## Required task
Search the data below for "无直接关联"; list each line that holds it.

<<<<

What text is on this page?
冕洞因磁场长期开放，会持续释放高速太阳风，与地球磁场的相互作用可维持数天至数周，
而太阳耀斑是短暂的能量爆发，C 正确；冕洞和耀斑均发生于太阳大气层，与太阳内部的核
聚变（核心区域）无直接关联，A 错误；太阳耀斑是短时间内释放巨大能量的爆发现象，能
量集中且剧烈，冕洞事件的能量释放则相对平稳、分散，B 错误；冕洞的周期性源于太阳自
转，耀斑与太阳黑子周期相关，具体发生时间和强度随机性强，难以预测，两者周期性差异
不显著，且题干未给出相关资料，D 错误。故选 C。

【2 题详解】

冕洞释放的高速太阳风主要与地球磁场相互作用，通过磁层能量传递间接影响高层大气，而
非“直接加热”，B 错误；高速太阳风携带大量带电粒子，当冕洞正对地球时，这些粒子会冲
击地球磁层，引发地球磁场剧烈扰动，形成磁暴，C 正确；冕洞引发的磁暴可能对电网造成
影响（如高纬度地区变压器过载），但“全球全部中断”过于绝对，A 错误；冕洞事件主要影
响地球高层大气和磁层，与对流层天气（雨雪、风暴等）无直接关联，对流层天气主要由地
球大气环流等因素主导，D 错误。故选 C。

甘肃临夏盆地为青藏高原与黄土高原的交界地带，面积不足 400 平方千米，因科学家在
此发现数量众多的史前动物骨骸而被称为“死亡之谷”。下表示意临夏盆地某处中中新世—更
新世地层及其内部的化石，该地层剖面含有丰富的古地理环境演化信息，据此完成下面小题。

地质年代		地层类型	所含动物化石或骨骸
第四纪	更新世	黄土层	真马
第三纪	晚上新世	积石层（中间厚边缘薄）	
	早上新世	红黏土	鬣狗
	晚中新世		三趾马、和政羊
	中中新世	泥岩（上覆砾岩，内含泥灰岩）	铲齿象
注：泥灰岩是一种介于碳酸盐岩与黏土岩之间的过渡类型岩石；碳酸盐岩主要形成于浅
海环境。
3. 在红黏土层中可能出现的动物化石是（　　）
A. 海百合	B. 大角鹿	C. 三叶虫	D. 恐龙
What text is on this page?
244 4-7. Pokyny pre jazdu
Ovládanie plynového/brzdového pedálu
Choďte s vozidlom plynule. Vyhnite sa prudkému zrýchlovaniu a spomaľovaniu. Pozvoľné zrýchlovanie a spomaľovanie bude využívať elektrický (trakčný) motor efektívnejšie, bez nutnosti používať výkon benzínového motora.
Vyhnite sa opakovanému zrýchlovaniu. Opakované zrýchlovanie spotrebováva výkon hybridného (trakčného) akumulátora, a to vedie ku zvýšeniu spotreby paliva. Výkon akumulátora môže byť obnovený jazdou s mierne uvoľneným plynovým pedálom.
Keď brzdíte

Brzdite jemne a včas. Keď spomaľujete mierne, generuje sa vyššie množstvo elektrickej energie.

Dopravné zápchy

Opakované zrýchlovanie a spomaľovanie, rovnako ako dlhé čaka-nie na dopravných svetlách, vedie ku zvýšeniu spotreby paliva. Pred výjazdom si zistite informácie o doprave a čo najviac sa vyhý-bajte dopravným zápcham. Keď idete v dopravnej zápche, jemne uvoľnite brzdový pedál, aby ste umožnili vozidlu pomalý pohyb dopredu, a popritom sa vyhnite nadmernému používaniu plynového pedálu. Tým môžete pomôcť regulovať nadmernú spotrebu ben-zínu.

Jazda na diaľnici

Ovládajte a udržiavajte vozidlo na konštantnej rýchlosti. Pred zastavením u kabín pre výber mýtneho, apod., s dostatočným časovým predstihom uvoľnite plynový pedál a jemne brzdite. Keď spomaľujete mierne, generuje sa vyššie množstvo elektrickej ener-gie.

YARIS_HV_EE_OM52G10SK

>>>>

## The solution
聚变（核心区域）无直接关联，A 错误；太阳耀斑是短时间内释放巨大能量的爆发现象，能
响地球高层大气和磁层，与对流层天气（雨雪、风暴等）无直接关联，对流层天气主要由地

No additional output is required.